AIM OF THE TASK: What number of lines contain the word "installer"? Reply with the number and nothing else.

[Data excerpts]
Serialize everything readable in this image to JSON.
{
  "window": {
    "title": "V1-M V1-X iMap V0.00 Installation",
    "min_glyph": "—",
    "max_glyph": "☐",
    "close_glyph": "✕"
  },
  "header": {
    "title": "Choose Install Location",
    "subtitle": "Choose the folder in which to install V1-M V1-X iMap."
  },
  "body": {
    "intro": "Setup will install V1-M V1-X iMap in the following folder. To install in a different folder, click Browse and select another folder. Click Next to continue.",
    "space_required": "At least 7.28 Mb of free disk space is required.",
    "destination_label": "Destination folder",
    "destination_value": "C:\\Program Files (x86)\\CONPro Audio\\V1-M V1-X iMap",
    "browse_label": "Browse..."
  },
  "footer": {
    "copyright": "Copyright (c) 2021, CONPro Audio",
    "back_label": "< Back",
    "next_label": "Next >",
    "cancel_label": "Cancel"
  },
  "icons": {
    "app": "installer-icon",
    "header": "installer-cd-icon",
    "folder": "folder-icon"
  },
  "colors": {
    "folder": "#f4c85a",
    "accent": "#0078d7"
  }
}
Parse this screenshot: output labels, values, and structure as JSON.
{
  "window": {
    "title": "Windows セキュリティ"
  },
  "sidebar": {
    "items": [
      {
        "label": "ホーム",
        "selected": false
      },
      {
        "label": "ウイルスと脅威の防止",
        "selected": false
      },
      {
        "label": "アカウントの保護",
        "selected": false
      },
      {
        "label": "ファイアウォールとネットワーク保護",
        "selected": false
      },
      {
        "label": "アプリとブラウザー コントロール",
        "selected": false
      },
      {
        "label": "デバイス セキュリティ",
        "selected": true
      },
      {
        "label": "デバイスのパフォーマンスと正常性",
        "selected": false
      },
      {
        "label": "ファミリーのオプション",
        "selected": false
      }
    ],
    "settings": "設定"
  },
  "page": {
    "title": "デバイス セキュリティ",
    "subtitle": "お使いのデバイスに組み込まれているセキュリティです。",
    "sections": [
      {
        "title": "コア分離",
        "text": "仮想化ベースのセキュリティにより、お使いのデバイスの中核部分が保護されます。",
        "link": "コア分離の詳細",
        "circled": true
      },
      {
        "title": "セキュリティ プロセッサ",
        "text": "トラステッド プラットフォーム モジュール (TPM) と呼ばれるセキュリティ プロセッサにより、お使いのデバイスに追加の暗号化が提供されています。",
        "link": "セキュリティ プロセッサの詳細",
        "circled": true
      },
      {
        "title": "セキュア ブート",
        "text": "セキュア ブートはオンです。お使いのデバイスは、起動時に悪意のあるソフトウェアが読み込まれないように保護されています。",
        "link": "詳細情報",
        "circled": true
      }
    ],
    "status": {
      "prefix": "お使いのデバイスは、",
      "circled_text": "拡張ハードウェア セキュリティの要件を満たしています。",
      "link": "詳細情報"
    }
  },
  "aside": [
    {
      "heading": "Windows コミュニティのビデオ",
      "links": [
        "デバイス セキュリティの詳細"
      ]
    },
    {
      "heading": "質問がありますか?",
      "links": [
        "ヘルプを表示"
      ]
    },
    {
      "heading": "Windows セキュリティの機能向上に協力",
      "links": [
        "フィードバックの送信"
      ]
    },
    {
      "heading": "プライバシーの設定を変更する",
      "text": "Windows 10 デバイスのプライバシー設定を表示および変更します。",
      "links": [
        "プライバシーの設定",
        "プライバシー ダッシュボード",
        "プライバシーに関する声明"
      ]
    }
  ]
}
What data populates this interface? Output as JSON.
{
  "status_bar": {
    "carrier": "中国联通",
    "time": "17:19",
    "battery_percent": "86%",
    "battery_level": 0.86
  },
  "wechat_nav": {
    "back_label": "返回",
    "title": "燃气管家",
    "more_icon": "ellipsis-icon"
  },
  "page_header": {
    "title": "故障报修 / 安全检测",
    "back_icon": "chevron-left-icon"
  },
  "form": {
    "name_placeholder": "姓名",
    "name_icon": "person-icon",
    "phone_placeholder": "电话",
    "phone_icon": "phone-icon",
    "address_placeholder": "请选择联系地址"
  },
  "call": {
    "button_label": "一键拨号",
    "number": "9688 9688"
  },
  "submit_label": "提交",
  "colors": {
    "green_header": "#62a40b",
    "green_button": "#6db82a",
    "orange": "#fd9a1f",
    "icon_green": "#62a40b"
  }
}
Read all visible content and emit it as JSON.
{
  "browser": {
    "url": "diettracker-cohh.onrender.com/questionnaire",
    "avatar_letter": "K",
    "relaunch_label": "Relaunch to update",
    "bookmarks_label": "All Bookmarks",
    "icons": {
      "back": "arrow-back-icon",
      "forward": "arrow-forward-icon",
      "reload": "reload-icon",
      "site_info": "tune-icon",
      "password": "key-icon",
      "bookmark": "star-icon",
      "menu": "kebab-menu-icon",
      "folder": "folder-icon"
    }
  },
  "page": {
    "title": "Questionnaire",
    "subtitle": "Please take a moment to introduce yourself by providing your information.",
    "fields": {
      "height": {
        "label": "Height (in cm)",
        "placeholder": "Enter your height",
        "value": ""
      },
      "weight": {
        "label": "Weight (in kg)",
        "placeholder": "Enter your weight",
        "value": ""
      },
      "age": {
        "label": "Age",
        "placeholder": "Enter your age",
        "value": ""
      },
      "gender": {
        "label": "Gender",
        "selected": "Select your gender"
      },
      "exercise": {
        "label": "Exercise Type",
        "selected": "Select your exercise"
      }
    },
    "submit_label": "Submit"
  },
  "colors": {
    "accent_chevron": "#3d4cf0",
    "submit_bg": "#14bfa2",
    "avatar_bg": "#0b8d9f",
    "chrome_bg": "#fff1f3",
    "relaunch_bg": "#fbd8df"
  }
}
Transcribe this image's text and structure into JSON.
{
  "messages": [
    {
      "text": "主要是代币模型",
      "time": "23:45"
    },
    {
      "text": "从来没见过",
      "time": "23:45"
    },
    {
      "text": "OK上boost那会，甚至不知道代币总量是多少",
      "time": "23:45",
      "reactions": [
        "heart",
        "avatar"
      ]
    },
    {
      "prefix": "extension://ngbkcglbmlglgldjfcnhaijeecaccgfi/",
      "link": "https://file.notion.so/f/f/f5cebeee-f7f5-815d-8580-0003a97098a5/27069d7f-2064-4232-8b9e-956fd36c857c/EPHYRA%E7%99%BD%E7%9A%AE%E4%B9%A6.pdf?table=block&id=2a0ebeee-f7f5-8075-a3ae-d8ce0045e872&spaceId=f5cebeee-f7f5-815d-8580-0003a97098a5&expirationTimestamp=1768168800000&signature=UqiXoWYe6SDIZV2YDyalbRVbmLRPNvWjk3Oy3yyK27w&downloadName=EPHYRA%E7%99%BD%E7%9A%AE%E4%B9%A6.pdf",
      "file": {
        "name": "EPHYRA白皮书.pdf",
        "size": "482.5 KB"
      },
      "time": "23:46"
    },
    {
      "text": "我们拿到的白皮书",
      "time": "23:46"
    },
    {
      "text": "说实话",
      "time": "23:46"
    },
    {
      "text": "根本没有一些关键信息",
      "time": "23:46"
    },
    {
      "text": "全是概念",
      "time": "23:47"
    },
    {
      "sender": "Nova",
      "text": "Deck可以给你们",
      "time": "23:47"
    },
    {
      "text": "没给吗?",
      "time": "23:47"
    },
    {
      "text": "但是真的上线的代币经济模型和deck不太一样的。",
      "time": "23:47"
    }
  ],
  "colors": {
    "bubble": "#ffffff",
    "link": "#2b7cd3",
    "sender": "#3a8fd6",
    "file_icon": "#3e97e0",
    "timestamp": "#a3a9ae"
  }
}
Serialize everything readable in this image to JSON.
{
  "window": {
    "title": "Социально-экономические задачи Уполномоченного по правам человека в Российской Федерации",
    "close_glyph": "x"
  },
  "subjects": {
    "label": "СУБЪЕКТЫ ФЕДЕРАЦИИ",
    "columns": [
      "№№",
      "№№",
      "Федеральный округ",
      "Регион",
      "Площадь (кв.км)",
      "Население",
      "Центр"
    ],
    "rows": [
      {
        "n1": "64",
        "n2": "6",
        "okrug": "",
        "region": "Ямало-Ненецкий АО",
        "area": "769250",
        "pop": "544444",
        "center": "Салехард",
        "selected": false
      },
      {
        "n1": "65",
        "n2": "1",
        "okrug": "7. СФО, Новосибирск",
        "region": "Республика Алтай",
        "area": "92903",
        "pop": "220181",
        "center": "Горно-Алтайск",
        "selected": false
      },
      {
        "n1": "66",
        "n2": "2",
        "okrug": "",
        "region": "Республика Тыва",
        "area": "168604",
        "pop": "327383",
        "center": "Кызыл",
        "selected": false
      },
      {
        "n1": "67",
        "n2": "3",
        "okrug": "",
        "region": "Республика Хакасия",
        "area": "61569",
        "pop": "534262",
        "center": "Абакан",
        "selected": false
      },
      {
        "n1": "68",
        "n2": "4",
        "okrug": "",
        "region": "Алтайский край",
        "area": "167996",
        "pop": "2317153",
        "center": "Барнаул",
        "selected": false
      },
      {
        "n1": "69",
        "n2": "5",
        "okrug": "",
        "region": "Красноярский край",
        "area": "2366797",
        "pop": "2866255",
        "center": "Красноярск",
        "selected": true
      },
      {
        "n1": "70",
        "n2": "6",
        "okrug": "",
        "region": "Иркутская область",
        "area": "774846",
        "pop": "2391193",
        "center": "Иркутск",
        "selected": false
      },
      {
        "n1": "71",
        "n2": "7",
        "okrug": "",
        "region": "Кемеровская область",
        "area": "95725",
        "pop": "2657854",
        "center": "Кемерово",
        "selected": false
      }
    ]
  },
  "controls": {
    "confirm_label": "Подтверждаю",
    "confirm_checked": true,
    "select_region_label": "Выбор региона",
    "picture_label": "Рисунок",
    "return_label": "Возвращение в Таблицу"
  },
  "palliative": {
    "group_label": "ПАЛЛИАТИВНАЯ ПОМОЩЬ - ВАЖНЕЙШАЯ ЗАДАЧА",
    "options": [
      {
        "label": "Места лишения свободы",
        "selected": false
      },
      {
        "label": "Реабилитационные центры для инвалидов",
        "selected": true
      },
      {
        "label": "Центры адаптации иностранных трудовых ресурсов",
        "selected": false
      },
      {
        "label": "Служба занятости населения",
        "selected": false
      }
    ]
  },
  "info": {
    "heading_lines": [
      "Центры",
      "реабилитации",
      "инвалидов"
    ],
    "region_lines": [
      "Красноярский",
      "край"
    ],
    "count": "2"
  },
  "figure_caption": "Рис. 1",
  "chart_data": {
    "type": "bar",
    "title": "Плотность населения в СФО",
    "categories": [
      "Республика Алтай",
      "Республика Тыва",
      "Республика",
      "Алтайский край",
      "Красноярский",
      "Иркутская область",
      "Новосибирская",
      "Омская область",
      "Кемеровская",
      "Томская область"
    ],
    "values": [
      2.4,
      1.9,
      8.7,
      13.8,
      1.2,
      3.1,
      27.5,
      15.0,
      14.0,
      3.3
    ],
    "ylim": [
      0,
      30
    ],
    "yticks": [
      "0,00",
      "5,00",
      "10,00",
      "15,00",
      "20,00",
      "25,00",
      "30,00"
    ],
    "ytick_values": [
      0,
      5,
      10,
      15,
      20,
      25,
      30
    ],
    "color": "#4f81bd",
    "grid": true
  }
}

THE REPLY: 2